▶ WORK TO BE COMPLETED
Review the listing and copy each line that holds the word "text".

▶ EXERCISE MATERIALS
↓↓↓
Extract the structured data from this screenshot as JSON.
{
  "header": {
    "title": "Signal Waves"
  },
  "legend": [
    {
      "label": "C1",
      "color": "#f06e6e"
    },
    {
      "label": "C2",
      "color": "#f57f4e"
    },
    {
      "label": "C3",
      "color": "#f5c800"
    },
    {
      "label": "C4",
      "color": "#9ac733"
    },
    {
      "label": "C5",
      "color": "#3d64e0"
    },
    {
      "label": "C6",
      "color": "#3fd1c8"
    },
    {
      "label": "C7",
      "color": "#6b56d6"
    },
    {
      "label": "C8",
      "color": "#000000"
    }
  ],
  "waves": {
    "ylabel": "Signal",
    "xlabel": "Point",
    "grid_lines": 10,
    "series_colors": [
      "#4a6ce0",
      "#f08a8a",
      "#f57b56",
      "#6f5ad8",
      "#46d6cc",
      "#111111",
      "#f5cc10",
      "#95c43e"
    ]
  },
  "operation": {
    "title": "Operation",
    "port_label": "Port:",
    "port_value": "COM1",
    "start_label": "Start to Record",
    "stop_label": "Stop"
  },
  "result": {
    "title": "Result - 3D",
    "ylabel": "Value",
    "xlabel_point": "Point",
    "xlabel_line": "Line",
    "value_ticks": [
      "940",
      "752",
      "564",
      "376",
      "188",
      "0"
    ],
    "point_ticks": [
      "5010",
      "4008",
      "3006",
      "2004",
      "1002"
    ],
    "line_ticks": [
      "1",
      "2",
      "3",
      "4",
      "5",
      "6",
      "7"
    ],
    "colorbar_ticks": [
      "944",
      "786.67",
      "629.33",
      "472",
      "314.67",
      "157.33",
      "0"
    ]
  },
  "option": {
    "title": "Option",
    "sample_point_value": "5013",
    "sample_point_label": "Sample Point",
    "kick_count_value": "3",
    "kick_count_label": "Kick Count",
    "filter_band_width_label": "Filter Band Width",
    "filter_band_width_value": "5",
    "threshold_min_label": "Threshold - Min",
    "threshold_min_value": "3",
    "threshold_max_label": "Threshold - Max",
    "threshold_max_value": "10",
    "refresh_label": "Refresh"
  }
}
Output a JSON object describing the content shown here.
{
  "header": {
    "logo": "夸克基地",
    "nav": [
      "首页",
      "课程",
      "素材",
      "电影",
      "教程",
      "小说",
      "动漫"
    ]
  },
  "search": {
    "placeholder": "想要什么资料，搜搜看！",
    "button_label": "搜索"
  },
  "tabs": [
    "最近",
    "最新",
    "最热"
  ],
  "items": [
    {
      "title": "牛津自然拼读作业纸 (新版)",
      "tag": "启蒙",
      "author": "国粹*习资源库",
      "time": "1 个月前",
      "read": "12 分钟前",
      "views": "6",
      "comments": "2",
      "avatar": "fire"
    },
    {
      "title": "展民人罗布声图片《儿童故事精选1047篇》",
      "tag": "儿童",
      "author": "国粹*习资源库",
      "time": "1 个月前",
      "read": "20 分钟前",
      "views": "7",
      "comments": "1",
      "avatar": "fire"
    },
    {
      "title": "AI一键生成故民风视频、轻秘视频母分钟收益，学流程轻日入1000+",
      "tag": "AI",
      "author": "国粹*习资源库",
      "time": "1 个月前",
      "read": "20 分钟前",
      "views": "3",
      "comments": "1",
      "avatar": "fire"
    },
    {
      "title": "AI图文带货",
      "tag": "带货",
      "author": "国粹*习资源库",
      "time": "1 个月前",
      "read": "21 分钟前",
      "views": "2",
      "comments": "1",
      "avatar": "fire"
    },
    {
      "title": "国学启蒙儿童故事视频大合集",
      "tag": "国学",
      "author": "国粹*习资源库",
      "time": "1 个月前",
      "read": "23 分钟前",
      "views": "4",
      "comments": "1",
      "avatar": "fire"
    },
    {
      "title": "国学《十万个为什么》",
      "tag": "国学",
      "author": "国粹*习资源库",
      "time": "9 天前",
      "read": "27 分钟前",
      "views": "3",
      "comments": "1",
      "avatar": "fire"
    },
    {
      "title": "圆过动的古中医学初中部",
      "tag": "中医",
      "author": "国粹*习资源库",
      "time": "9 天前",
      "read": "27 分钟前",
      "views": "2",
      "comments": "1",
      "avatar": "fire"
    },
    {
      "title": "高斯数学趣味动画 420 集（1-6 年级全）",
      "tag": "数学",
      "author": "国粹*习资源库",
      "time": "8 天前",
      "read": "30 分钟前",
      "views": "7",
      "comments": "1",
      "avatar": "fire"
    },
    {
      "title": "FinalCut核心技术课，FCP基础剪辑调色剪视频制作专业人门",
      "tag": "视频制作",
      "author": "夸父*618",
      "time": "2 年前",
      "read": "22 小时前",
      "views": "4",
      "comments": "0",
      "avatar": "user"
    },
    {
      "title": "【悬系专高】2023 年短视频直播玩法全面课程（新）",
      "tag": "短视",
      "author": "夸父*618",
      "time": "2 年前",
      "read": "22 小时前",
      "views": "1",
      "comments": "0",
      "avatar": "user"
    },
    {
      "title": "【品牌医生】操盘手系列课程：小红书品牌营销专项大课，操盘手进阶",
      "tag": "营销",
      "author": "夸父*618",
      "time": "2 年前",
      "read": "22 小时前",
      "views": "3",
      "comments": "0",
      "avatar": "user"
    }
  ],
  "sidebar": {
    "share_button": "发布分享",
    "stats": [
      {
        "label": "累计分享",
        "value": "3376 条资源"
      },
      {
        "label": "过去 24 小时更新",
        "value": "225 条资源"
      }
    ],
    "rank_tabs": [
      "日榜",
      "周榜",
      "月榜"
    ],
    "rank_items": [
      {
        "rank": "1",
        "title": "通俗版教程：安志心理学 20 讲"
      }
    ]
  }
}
↑↑↑
↓↓↓
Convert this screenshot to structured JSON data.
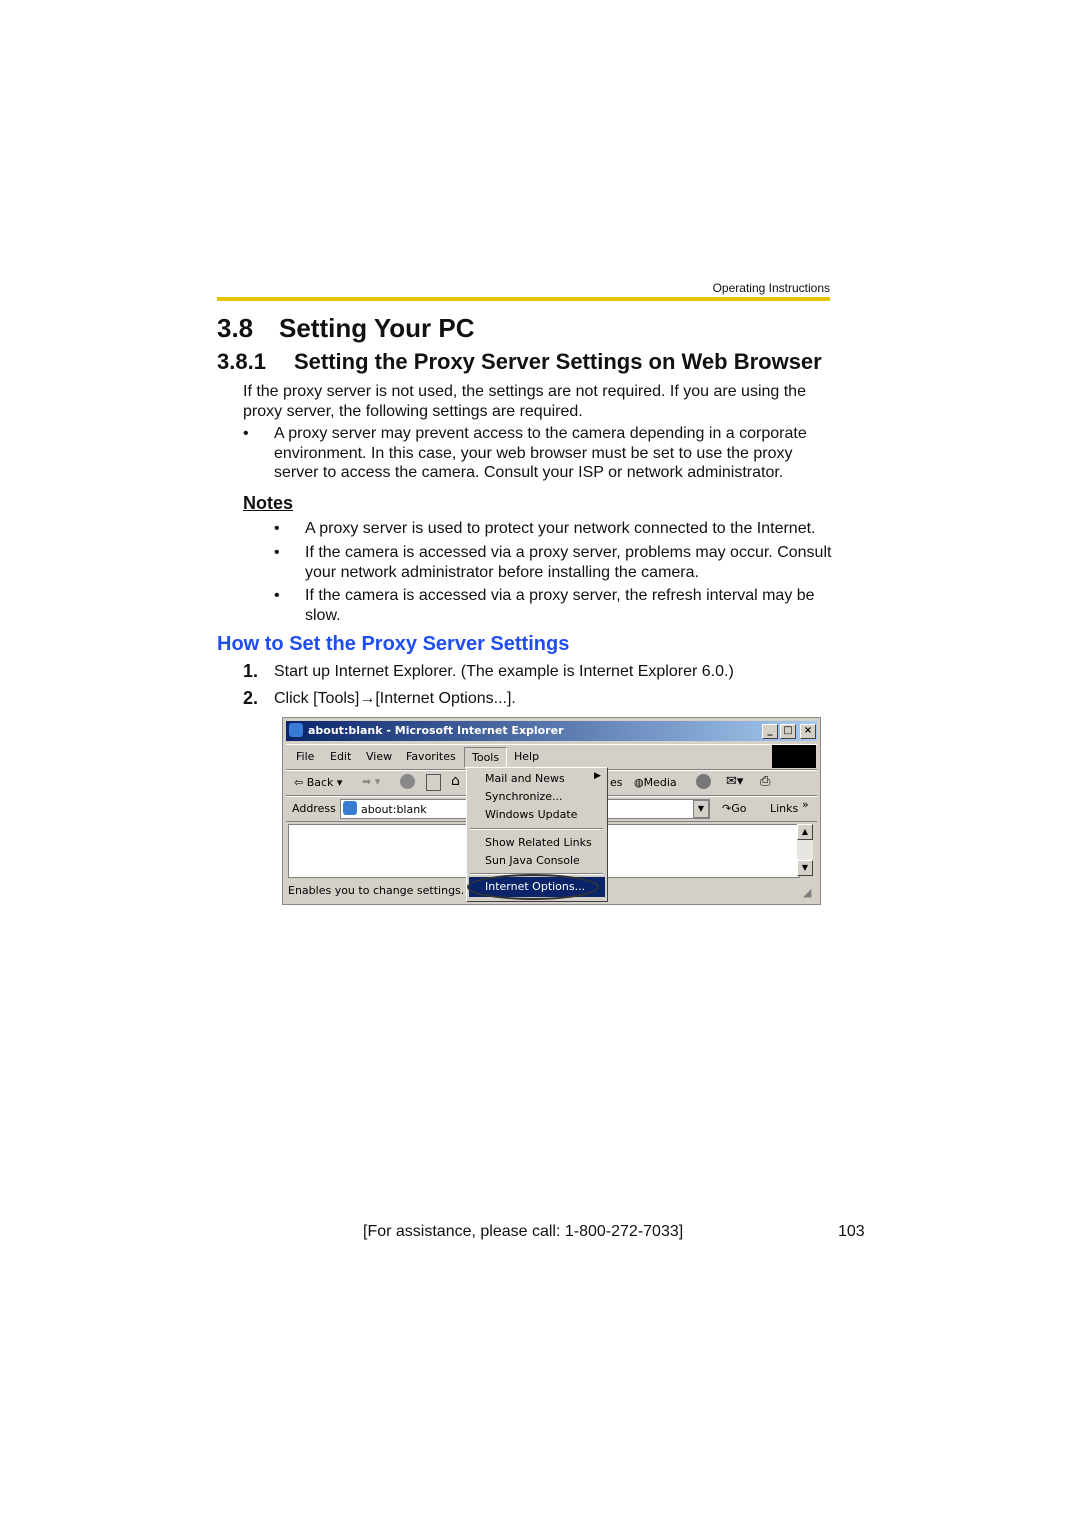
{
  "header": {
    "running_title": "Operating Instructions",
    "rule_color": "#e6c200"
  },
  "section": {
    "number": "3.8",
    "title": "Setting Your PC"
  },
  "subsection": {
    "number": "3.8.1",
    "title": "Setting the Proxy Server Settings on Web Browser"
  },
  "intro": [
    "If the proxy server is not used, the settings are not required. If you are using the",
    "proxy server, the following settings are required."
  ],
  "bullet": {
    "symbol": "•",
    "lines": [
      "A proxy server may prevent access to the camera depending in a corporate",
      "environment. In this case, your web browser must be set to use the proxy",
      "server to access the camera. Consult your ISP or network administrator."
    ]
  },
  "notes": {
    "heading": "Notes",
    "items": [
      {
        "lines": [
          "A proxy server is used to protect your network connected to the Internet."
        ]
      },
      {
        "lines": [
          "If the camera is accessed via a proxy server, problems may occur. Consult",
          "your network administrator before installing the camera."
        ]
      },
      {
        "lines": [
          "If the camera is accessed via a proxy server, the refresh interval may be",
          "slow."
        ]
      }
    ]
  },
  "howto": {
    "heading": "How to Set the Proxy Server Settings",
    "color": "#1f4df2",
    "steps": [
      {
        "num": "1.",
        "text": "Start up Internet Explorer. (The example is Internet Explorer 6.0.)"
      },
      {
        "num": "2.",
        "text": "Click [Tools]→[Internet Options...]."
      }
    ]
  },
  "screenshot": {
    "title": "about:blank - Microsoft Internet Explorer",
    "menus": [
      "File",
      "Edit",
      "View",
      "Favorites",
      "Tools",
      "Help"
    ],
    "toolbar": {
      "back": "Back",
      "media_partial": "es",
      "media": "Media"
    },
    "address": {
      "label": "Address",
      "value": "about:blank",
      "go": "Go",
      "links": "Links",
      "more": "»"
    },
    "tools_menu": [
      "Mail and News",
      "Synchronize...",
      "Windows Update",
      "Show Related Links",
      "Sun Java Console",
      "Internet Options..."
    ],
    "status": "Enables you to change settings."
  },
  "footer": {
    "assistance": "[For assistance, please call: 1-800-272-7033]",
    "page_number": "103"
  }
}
↑↑↑
↓↓↓
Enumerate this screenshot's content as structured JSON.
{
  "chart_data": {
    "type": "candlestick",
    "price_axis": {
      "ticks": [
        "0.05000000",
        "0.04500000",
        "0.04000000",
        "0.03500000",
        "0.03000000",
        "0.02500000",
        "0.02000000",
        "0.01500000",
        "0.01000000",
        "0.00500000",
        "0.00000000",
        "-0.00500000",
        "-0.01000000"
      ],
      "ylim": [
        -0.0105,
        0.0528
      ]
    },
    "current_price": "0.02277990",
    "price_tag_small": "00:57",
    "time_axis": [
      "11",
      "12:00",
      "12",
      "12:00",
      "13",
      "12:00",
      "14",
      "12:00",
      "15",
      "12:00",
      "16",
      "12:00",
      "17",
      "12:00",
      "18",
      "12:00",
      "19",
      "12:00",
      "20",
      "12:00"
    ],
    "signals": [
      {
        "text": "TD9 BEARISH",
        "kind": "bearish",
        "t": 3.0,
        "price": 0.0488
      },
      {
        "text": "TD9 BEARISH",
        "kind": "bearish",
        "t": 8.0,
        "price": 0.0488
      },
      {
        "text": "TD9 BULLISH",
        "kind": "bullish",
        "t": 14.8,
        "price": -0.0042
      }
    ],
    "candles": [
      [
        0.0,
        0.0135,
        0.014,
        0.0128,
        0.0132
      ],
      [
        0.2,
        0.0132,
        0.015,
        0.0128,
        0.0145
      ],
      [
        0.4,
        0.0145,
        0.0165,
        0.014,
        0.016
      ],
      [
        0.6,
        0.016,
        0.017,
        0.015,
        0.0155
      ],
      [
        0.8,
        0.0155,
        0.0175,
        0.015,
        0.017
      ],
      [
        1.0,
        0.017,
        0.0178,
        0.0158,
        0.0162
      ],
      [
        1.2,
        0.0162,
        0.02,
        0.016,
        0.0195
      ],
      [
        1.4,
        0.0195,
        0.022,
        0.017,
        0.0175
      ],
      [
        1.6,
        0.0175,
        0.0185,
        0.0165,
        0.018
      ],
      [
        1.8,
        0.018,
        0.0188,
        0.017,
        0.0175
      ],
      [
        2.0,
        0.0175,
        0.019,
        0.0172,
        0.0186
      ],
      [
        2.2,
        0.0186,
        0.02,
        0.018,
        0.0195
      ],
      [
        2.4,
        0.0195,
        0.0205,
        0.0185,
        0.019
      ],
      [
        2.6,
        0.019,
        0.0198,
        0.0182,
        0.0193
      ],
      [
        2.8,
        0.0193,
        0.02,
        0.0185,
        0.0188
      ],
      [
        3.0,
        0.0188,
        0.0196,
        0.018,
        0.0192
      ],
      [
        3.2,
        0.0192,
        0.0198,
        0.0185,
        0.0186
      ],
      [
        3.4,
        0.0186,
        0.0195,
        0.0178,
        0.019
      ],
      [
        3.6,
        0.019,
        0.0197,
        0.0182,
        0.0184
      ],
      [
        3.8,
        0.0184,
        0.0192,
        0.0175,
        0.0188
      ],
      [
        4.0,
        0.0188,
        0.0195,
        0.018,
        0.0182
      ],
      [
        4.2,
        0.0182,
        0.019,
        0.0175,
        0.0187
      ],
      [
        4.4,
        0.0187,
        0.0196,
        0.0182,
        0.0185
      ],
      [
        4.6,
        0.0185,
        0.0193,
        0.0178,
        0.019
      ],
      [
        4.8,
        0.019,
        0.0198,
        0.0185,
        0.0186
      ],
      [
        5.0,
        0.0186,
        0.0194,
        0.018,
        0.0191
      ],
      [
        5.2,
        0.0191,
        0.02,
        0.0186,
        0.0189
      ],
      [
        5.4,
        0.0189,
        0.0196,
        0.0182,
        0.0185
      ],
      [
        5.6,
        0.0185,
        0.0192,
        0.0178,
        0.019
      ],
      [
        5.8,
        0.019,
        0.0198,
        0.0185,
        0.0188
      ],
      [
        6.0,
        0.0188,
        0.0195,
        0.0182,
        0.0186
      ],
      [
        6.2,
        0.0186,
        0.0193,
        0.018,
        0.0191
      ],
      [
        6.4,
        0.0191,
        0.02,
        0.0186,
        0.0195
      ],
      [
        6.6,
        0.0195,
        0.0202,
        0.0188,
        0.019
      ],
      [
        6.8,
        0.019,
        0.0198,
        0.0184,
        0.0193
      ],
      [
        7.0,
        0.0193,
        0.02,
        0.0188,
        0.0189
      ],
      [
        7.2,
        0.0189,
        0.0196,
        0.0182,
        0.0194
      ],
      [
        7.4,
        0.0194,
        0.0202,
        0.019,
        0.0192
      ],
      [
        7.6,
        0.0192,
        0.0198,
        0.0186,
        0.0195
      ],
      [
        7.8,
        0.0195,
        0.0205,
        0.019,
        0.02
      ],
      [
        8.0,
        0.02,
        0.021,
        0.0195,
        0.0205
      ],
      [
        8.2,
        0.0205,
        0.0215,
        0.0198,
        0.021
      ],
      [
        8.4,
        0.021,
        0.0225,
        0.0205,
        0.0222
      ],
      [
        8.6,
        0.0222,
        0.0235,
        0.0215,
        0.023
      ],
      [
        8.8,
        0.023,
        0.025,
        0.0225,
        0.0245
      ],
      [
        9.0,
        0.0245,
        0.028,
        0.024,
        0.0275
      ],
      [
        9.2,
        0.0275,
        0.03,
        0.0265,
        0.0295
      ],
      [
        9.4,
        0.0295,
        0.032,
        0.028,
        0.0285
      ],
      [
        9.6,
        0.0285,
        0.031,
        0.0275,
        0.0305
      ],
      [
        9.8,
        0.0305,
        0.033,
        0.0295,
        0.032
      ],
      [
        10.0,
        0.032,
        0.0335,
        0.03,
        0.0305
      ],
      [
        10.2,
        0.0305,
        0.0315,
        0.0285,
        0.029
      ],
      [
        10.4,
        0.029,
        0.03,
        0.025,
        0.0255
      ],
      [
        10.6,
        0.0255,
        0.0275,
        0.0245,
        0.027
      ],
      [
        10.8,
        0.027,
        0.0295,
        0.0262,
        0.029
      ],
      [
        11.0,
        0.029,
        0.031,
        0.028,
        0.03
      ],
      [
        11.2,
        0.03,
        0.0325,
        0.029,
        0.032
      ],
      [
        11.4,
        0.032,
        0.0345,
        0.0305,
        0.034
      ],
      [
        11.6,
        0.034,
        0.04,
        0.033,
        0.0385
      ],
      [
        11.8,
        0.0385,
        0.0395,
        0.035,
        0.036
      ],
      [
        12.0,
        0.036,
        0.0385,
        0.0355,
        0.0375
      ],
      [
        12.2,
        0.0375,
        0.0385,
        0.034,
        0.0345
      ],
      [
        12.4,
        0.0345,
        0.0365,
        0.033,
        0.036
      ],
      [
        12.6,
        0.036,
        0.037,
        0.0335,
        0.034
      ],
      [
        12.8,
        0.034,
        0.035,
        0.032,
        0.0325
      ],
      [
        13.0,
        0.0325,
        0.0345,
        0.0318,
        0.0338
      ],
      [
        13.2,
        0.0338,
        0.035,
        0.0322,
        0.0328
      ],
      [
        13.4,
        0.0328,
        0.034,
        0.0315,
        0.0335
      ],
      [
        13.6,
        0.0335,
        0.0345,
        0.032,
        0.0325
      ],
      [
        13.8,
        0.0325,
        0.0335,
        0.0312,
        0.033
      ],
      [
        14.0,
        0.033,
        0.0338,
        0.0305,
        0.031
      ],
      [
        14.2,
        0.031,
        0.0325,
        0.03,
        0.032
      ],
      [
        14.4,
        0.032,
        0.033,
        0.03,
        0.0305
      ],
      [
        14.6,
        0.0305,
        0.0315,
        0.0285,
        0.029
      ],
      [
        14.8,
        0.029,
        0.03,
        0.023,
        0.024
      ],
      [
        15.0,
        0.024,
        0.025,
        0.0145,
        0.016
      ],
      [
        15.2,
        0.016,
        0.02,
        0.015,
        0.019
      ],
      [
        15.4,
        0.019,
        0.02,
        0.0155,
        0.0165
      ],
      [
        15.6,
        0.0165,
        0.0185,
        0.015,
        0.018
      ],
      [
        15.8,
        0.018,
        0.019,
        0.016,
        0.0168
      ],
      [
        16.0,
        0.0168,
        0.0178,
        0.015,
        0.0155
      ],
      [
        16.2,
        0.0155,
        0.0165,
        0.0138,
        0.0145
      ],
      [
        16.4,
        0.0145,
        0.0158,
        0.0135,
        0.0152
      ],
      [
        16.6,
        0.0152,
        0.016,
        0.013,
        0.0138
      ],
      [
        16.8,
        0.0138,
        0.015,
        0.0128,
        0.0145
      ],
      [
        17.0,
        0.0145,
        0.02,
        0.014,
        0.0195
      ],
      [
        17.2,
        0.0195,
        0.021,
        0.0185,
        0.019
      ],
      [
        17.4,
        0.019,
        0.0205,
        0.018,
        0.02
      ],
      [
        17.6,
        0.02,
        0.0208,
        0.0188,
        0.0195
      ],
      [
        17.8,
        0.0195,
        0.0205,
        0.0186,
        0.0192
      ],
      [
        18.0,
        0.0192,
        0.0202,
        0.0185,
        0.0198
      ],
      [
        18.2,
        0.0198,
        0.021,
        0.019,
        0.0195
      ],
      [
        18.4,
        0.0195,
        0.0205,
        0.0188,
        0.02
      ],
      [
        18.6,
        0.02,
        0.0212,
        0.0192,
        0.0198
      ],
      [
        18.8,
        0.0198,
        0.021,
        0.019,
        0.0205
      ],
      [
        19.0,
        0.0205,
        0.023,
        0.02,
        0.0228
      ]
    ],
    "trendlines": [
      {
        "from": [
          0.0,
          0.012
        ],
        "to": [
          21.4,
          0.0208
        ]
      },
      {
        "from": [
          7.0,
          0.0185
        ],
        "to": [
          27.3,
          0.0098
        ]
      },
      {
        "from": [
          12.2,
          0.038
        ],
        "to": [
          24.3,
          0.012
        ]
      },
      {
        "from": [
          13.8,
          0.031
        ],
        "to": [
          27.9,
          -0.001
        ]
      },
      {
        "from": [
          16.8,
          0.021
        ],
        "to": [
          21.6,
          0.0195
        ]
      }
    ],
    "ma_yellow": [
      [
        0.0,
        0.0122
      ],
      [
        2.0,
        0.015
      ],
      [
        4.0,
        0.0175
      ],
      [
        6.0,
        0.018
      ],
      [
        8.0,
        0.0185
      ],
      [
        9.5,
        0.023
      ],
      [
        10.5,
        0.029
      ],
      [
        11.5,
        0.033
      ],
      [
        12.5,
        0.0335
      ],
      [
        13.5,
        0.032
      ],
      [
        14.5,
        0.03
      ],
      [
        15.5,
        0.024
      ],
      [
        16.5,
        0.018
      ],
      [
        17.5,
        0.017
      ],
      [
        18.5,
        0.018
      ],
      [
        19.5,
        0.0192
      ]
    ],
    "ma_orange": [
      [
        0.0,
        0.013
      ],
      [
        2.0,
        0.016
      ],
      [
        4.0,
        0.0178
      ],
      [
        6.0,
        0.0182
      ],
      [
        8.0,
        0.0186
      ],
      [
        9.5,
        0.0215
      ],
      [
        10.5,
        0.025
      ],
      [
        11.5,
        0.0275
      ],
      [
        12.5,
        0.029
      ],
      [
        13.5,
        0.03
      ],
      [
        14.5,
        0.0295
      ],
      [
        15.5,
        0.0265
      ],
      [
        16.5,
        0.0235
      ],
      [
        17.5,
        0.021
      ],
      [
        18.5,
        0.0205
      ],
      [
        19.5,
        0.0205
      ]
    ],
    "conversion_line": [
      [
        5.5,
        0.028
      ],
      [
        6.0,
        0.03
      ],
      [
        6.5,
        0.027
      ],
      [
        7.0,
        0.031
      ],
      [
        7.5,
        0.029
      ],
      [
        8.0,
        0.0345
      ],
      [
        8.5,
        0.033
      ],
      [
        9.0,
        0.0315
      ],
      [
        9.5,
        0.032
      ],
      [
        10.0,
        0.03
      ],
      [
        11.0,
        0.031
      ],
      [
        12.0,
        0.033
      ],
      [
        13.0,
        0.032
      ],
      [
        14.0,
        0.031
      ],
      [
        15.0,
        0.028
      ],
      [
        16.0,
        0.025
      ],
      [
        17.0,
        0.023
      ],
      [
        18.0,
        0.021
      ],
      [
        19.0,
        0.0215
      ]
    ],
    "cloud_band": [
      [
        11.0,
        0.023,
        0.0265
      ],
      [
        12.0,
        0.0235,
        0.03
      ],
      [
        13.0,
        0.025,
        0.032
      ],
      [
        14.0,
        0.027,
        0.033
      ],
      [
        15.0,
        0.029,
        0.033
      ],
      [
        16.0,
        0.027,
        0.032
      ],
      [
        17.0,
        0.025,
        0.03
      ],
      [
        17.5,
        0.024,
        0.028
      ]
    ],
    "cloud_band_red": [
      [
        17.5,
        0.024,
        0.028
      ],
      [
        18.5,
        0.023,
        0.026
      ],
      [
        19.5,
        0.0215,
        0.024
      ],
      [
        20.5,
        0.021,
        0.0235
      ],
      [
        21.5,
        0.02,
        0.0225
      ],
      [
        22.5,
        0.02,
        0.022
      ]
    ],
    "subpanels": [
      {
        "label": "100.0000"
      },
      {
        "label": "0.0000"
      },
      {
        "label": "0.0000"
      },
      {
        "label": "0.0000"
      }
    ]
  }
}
↑↑↑
▶ REPLY
        "text": "Start up Internet Explorer. (The example is Internet Explorer 6.0.)"
        "text": "Click [Tools]→[Internet Options...]."
        "text": "TD9 BEARISH",
        "text": "TD9 BEARISH",
        "text": "TD9 BULLISH",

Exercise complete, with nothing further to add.